# START OF DATA SUPPLIED
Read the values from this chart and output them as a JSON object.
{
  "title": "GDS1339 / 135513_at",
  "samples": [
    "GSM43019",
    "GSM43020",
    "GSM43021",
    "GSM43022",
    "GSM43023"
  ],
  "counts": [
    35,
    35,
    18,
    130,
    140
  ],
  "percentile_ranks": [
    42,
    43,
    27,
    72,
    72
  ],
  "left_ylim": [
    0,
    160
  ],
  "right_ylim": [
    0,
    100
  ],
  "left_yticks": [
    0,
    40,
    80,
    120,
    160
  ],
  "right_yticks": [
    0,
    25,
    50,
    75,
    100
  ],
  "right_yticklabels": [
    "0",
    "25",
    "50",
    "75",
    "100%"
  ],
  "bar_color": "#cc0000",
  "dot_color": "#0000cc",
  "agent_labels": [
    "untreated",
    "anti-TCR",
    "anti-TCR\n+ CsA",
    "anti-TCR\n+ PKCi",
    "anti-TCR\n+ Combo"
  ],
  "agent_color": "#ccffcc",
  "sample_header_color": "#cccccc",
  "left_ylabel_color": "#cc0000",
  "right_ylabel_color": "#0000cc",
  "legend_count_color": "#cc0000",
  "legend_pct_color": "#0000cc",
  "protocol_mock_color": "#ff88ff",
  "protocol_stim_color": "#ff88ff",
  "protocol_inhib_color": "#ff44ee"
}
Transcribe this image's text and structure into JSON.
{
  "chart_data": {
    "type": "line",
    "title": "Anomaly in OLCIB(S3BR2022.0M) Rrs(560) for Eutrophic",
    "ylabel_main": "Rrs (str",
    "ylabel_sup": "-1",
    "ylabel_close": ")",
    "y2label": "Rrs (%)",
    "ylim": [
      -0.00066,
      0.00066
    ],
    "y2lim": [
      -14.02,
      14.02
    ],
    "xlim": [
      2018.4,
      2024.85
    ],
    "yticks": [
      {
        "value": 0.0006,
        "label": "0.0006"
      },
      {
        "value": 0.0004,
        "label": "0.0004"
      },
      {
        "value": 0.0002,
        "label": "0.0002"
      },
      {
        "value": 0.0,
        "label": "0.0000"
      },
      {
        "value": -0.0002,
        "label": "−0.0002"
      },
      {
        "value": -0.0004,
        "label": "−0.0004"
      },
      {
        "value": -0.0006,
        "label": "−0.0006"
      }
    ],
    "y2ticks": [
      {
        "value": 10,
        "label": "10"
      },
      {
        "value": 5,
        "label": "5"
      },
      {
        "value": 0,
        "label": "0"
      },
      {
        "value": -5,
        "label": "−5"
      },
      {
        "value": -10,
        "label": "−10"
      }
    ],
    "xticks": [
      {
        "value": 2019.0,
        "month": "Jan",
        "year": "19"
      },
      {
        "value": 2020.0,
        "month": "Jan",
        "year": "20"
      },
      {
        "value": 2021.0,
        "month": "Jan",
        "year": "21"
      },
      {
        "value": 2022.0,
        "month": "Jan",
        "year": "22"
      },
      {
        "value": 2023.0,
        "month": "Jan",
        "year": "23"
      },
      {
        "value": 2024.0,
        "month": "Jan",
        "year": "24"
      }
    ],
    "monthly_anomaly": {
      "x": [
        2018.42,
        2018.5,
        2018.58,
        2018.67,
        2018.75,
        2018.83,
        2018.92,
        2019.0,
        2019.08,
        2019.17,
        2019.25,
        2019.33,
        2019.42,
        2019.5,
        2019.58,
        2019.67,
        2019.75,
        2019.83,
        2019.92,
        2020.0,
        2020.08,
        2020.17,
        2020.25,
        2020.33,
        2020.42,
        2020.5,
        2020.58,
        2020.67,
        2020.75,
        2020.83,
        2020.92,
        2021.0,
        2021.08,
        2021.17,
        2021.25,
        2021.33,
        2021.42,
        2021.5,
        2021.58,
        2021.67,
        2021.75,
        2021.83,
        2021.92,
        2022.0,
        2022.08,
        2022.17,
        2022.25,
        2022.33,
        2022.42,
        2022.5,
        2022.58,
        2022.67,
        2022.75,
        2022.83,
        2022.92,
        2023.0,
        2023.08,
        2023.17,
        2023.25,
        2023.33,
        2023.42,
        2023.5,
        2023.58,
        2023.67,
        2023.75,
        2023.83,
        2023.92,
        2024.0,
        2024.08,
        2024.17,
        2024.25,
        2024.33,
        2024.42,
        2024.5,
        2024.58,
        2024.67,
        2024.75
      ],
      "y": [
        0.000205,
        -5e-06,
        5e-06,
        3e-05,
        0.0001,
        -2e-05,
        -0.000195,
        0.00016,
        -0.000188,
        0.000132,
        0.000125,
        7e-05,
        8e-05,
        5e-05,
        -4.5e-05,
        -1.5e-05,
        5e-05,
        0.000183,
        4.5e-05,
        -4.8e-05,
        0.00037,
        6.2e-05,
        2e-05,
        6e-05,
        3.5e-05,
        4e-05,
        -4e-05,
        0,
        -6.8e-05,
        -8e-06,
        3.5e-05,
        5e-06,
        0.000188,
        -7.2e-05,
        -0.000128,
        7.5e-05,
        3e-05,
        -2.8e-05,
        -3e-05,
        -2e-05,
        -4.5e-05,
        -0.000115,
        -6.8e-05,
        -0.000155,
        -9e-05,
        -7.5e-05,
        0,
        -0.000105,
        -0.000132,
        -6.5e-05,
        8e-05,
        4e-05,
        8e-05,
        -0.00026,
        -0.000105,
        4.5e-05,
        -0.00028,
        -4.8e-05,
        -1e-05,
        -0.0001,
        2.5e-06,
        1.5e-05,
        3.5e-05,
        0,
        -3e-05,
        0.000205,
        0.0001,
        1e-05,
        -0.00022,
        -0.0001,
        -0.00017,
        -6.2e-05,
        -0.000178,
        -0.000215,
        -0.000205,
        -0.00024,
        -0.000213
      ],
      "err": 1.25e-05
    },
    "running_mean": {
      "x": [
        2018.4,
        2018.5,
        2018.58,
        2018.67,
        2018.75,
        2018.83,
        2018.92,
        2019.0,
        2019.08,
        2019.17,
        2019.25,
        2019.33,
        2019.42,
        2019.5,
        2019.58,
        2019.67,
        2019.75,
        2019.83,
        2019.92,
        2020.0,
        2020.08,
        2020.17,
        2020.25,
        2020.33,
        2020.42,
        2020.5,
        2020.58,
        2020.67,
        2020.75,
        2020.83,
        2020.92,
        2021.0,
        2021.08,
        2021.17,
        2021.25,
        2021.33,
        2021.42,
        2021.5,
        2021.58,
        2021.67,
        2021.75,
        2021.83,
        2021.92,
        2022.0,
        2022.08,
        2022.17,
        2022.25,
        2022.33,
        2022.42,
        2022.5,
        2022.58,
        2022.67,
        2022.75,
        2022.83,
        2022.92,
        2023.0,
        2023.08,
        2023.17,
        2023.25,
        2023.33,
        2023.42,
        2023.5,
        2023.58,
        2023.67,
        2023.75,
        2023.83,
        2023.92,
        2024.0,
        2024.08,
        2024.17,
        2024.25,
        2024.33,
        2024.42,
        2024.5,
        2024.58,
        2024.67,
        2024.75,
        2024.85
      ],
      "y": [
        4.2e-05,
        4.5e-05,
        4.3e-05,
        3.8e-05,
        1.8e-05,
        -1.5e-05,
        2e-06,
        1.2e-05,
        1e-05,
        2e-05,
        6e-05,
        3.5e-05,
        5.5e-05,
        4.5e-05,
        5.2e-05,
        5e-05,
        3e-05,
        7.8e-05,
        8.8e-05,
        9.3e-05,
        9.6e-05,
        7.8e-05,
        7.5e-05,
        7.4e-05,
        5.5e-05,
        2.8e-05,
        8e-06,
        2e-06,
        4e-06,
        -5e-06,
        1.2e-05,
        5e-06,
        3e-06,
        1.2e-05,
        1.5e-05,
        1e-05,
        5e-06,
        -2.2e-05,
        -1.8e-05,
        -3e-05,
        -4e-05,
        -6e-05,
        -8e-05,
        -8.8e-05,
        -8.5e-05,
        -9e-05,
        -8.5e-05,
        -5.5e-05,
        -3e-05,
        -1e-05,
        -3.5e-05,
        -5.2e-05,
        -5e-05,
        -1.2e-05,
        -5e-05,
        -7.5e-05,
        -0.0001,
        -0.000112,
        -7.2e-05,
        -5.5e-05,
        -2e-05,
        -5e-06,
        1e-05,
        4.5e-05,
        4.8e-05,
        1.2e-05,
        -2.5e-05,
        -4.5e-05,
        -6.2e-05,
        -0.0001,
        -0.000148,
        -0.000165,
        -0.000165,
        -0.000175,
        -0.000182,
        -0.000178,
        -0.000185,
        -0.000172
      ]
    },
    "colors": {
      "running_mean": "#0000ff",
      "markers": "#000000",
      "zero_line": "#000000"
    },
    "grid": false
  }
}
# END OF DATA SUPPLIED
TASK TO CARRY OUT
In the entries above, find each line with the word "this" and show it.

FINISHED EXERCISE
Read the values from this chart and output them as a JSON object.
Transcribe this image's text and structure into JSON.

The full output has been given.